▶ _Required task_
Give back all the data exactly, line by line.

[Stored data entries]
>> START

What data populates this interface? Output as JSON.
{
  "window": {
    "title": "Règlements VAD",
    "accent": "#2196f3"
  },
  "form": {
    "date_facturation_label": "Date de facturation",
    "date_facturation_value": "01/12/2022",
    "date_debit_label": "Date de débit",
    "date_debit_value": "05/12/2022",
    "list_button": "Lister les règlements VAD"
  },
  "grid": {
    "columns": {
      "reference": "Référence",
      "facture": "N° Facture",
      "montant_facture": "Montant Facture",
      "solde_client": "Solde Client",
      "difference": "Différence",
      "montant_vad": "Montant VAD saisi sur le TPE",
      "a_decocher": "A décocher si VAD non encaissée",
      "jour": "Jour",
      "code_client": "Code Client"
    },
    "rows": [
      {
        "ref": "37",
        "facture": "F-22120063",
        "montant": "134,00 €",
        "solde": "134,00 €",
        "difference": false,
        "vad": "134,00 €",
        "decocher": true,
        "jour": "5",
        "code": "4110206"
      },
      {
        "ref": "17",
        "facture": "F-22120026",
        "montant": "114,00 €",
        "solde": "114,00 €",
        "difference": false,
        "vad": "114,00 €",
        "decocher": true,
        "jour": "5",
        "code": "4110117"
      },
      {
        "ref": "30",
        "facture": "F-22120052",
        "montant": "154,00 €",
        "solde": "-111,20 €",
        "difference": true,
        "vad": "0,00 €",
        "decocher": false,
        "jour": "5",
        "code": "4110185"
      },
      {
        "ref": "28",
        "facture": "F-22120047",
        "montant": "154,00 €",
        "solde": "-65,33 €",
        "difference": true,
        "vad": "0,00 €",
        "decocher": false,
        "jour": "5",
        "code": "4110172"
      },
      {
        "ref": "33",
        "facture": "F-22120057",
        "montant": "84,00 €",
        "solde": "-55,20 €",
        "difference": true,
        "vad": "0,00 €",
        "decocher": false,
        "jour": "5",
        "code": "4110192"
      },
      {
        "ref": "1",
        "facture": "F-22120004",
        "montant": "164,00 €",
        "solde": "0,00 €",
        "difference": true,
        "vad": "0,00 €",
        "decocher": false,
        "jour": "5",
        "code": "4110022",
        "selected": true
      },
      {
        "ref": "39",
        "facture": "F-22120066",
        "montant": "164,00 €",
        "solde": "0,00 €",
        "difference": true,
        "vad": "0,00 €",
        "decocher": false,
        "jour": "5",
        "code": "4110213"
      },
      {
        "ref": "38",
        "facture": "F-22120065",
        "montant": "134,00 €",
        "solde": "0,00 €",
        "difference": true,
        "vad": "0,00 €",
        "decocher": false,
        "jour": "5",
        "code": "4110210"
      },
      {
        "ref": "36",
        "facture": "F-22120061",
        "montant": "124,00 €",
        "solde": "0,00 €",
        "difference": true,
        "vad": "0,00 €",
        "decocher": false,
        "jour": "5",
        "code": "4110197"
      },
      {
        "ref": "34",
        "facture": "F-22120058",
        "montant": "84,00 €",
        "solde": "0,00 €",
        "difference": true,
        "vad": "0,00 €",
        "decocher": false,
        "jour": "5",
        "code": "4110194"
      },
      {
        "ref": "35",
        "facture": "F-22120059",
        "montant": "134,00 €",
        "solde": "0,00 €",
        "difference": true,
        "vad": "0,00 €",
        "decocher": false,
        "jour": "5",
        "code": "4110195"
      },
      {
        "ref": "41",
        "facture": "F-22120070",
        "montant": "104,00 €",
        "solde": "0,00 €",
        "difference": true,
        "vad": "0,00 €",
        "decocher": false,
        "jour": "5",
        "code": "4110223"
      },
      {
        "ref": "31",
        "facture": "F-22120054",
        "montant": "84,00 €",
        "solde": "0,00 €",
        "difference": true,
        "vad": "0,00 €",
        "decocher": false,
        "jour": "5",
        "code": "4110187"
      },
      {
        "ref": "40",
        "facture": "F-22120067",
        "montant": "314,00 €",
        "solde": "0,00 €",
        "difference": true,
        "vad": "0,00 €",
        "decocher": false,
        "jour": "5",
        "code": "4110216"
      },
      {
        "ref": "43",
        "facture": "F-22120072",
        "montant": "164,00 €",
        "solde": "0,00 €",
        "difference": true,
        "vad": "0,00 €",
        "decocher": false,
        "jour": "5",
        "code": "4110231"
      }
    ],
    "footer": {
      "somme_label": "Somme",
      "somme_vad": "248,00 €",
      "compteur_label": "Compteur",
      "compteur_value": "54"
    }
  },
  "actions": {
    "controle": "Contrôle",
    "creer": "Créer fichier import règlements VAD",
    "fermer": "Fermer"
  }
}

>> END

▶ _Reply to the exercise_
What data populates this interface? Output as JSON.
{
  "window": {
    "title": "Règlements VAD",
    "accent": "#2196f3"
  },
  "form": {
    "date_facturation_label": "Date de facturation",
    "date_facturation_value": "01/12/2022",
    "date_debit_label": "Date de débit",
    "date_debit_value": "05/12/2022",
    "list_button": "Lister les règlements VAD"
  },
  "grid": {
    "columns": {
      "reference": "Référence",
      "facture": "N° Facture",
      "montant_facture": "Montant Facture",
      "solde_client": "Solde Client",
      "difference": "Différence",
      "montant_vad": "Montant VAD saisi sur le TPE",
      "a_decocher": "A décocher si VAD non encaissée",
      "jour": "Jour",
      "code_client": "Code Client"
    },
    "rows": [
      {
        "ref": "37",
        "facture": "F-22120063",
        "montant": "134,00 €",
        "solde": "134,00 €",
        "difference": false,
        "vad": "134,00 €",
        "decocher": true,
        "jour": "5",
        "code": "4110206"
      },
      {
        "ref": "17",
        "facture": "F-22120026",
        "montant": "114,00 €",
        "solde": "114,00 €",
        "difference": false,
        "vad": "114,00 €",
        "decocher": true,
        "jour": "5",
        "code": "4110117"
      },
      {
        "ref": "30",
        "facture": "F-22120052",
        "montant": "154,00 €",
        "solde": "-111,20 €",
        "difference": true,
        "vad": "0,00 €",
        "decocher": false,
        "jour": "5",
        "code": "4110185"
      },
      {
        "ref": "28",
        "facture": "F-22120047",
        "montant": "154,00 €",
        "solde": "-65,33 €",
        "difference": true,
        "vad": "0,00 €",
        "decocher": false,
        "jour": "5",
        "code": "4110172"
      },
      {
        "ref": "33",
        "facture": "F-22120057",
        "montant": "84,00 €",
        "solde": "-55,20 €",
        "difference": true,
        "vad": "0,00 €",
        "decocher": false,
        "jour": "5",
        "code": "4110192"
      },
      {
        "ref": "1",
        "facture": "F-22120004",
        "montant": "164,00 €",
        "solde": "0,00 €",
        "difference": true,
        "vad": "0,00 €",
        "decocher": false,
        "jour": "5",
        "code": "4110022",
        "selected": true
      },
      {
        "ref": "39",
        "facture": "F-22120066",
        "montant": "164,00 €",
        "solde": "0,00 €",
        "difference": true,
        "vad": "0,00 €",
        "decocher": false,
        "jour": "5",
        "code": "4110213"
      },
      {
        "ref": "38",
        "facture": "F-22120065",
        "montant": "134,00 €",
        "solde": "0,00 €",
        "difference": true,
        "vad": "0,00 €",
        "decocher": false,
        "jour": "5",
        "code": "4110210"
      },
      {
        "ref": "36",
        "facture": "F-22120061",
        "montant": "124,00 €",
        "solde": "0,00 €",
        "difference": true,
        "vad": "0,00 €",
        "decocher": false,
        "jour": "5",
        "code": "4110197"
      },
      {
        "ref": "34",
        "facture": "F-22120058",
        "montant": "84,00 €",
        "solde": "0,00 €",
        "difference": true,
        "vad": "0,00 €",
        "decocher": false,
        "jour": "5",
        "code": "4110194"
      },
      {
        "ref": "35",
        "facture": "F-22120059",
        "montant": "134,00 €",
        "solde": "0,00 €",
        "difference": true,
        "vad": "0,00 €",
        "decocher": false,
        "jour": "5",
        "code": "4110195"
      },
      {
        "ref": "41",
        "facture": "F-22120070",
        "montant": "104,00 €",
        "solde": "0,00 €",
        "difference": true,
        "vad": "0,00 €",
        "decocher": false,
        "jour": "5",
        "code": "4110223"
      },
      {
        "ref": "31",
        "facture": "F-22120054",
        "montant": "84,00 €",
        "solde": "0,00 €",
        "difference": true,
        "vad": "0,00 €",
        "decocher": false,
        "jour": "5",
        "code": "4110187"
      },
      {
        "ref": "40",
        "facture": "F-22120067",
        "montant": "314,00 €",
        "solde": "0,00 €",
        "difference": true,
        "vad": "0,00 €",
        "decocher": false,
        "jour": "5",
        "code": "4110216"
      },
      {
        "ref": "43",
        "facture": "F-22120072",
        "montant": "164,00 €",
        "solde": "0,00 €",
        "difference": true,
        "vad": "0,00 €",
        "decocher": false,
        "jour": "5",
        "code": "4110231"
      }
    ],
    "footer": {
      "somme_label": "Somme",
      "somme_vad": "248,00 €",
      "compteur_label": "Compteur",
      "compteur_value": "54"
    }
  },
  "actions": {
    "controle": "Contrôle",
    "creer": "Créer fichier import règlements VAD",
    "fermer": "Fermer"
  }
}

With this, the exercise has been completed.